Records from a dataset

- - -

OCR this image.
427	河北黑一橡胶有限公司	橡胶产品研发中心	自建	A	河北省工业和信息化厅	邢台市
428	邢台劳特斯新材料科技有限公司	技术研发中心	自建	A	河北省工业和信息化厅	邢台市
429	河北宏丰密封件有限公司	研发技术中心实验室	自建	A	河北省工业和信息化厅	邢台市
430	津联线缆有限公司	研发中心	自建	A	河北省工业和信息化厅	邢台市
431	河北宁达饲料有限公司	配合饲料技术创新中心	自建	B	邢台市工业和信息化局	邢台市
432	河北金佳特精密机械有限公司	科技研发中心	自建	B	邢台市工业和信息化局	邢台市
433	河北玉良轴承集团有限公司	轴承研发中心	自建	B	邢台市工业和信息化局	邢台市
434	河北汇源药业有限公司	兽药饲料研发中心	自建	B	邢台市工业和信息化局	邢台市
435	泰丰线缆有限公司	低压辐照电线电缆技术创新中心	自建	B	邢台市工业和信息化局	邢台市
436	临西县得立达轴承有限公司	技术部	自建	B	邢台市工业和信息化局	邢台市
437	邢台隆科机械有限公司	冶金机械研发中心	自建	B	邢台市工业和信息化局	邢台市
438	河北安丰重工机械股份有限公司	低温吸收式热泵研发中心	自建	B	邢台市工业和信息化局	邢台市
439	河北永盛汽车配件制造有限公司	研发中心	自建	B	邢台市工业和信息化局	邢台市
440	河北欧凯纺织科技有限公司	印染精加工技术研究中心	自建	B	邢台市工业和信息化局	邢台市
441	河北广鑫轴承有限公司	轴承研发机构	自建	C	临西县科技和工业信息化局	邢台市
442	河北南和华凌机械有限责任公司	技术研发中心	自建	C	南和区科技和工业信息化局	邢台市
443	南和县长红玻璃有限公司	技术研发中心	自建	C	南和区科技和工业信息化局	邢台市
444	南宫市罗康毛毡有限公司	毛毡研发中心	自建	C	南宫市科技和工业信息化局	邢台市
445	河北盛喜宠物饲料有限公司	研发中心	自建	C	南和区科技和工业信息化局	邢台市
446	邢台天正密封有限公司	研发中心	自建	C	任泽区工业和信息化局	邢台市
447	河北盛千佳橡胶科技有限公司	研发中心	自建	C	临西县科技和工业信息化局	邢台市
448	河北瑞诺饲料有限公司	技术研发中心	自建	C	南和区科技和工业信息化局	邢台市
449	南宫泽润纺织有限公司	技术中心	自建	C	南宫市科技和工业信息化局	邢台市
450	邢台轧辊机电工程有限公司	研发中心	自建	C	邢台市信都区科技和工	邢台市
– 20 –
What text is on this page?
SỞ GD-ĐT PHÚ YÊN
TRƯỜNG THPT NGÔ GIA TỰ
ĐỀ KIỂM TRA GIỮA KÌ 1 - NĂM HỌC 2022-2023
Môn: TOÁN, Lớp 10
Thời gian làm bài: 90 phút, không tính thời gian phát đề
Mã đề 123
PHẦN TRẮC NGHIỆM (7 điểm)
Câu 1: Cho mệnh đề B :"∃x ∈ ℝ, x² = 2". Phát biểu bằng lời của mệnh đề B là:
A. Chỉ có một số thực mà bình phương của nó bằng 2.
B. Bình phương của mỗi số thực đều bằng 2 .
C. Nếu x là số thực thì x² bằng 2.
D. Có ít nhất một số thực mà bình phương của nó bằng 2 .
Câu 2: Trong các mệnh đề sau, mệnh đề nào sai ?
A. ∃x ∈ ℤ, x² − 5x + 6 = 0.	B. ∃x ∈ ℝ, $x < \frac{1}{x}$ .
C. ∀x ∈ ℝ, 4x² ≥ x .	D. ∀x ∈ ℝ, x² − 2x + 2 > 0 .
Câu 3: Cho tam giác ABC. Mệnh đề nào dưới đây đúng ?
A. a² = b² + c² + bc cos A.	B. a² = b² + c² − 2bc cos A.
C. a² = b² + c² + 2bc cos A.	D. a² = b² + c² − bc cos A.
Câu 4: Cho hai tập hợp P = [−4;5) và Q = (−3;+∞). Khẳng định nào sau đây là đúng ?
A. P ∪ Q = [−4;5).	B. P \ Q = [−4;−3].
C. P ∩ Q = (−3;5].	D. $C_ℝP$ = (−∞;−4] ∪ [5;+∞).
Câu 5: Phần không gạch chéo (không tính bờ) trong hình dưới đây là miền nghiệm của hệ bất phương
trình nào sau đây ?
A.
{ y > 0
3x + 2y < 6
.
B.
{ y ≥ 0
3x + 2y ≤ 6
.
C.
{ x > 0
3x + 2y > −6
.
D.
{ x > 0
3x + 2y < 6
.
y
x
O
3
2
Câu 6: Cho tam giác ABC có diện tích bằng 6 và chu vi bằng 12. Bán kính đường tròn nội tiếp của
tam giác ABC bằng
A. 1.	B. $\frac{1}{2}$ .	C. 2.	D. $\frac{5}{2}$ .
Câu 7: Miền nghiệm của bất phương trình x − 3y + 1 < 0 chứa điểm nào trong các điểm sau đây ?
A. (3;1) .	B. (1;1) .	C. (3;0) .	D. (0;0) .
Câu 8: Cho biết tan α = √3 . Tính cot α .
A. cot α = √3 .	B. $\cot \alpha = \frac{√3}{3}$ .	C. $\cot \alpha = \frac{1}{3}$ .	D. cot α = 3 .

- - -

Instructions for the task | Scan the material above for the string "không" and return the lines that hold it.

Complete answer |
Thời gian làm bài: 90 phút, không tính thời gian phát đề
Câu 5: Phần không gạch chéo (không tính bờ) trong hình dưới đây là miền nghiệm của hệ bất phương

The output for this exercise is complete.